▶ WRITTEN EXERCISE
Copy all the material below, exactly as it stands.

Stored data entries
[start]
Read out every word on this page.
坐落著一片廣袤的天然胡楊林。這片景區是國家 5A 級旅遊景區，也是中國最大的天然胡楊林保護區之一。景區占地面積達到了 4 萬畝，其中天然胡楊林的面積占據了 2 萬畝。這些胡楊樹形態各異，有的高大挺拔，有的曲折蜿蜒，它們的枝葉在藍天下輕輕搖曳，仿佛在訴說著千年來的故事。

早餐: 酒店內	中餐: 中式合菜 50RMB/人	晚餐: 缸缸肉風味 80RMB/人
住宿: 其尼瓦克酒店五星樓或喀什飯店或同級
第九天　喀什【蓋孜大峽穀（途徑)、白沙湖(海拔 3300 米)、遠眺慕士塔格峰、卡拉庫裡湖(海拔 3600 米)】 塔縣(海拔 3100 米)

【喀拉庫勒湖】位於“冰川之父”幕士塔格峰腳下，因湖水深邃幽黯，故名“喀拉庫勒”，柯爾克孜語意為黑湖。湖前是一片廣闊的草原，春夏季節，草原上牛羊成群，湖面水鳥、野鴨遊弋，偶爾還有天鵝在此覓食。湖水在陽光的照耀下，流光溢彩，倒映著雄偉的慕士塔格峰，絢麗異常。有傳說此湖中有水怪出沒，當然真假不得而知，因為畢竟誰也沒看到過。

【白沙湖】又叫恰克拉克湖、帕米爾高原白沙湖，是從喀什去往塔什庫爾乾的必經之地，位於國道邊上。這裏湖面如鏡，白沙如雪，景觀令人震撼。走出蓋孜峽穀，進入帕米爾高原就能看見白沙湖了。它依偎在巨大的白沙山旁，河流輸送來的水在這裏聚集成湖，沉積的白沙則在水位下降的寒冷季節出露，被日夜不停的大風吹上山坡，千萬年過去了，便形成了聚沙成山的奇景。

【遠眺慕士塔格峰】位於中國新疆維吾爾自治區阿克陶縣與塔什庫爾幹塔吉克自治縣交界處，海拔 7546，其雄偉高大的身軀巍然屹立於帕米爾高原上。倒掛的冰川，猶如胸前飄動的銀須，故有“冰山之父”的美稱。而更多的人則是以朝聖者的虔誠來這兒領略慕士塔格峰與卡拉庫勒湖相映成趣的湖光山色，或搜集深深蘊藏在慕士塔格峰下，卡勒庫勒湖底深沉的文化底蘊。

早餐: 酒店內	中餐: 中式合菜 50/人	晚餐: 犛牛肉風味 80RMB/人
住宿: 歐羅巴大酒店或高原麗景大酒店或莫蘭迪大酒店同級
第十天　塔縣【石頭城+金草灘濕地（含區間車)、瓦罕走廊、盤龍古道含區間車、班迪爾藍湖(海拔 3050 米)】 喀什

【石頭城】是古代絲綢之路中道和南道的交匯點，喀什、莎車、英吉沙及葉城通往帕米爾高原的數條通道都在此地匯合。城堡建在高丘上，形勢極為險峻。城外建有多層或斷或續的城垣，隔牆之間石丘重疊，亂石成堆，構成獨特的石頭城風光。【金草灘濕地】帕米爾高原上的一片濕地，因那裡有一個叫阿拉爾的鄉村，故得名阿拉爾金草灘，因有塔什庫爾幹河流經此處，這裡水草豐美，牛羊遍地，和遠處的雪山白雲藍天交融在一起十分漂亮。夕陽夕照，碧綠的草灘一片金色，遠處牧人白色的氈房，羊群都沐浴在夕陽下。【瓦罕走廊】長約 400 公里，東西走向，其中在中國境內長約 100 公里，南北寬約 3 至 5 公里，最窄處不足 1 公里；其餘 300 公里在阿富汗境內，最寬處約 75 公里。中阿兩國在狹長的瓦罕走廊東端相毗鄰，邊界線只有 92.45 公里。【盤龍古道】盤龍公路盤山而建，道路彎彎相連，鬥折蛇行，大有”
[end]
▶ FINISHED TASK
Read out every word on this page.
坐落著一片廣袤的天然胡楊林。這片景區是國家 5A 級旅遊景區，也是中國最大的天然胡楊林保護區之一。景區占地面積達到了 4 萬畝，其中天然胡楊林的面積占據了 2 萬畝。這些胡楊樹形態各異，有的高大挺拔，有的曲折蜿蜒，它們的枝葉在藍天下輕輕搖曳，仿佛在訴說著千年來的故事。

早餐: 酒店內	中餐: 中式合菜 50RMB/人	晚餐: 缸缸肉風味 80RMB/人
住宿: 其尼瓦克酒店五星樓或喀什飯店或同級
第九天　喀什【蓋孜大峽穀（途徑)、白沙湖(海拔 3300 米)、遠眺慕士塔格峰、卡拉庫裡湖(海拔 3600 米)】 塔縣(海拔 3100 米)

【喀拉庫勒湖】位於“冰川之父”幕士塔格峰腳下，因湖水深邃幽黯，故名“喀拉庫勒”，柯爾克孜語意為黑湖。湖前是一片廣闊的草原，春夏季節，草原上牛羊成群，湖面水鳥、野鴨遊弋，偶爾還有天鵝在此覓食。湖水在陽光的照耀下，流光溢彩，倒映著雄偉的慕士塔格峰，絢麗異常。有傳說此湖中有水怪出沒，當然真假不得而知，因為畢竟誰也沒看到過。

【白沙湖】又叫恰克拉克湖、帕米爾高原白沙湖，是從喀什去往塔什庫爾乾的必經之地，位於國道邊上。這裏湖面如鏡，白沙如雪，景觀令人震撼。走出蓋孜峽穀，進入帕米爾高原就能看見白沙湖了。它依偎在巨大的白沙山旁，河流輸送來的水在這裏聚集成湖，沉積的白沙則在水位下降的寒冷季節出露，被日夜不停的大風吹上山坡，千萬年過去了，便形成了聚沙成山的奇景。

【遠眺慕士塔格峰】位於中國新疆維吾爾自治區阿克陶縣與塔什庫爾幹塔吉克自治縣交界處，海拔 7546，其雄偉高大的身軀巍然屹立於帕米爾高原上。倒掛的冰川，猶如胸前飄動的銀須，故有“冰山之父”的美稱。而更多的人則是以朝聖者的虔誠來這兒領略慕士塔格峰與卡拉庫勒湖相映成趣的湖光山色，或搜集深深蘊藏在慕士塔格峰下，卡勒庫勒湖底深沉的文化底蘊。

早餐: 酒店內	中餐: 中式合菜 50/人	晚餐: 犛牛肉風味 80RMB/人
住宿: 歐羅巴大酒店或高原麗景大酒店或莫蘭迪大酒店同級
第十天　塔縣【石頭城+金草灘濕地（含區間車)、瓦罕走廊、盤龍古道含區間車、班迪爾藍湖(海拔 3050 米)】 喀什

【石頭城】是古代絲綢之路中道和南道的交匯點，喀什、莎車、英吉沙及葉城通往帕米爾高原的數條通道都在此地匯合。城堡建在高丘上，形勢極為險峻。城外建有多層或斷或續的城垣，隔牆之間石丘重疊，亂石成堆，構成獨特的石頭城風光。【金草灘濕地】帕米爾高原上的一片濕地，因那裡有一個叫阿拉爾的鄉村，故得名阿拉爾金草灘，因有塔什庫爾幹河流經此處，這裡水草豐美，牛羊遍地，和遠處的雪山白雲藍天交融在一起十分漂亮。夕陽夕照，碧綠的草灘一片金色，遠處牧人白色的氈房，羊群都沐浴在夕陽下。【瓦罕走廊】長約 400 公里，東西走向，其中在中國境內長約 100 公里，南北寬約 3 至 5 公里，最窄處不足 1 公里；其餘 300 公里在阿富汗境內，最寬處約 75 公里。中阿兩國在狹長的瓦罕走廊東端相毗鄰，邊界線只有 92.45 公里。【盤龍古道】盤龍公路盤山而建，道路彎彎相連，鬥折蛇行，大有”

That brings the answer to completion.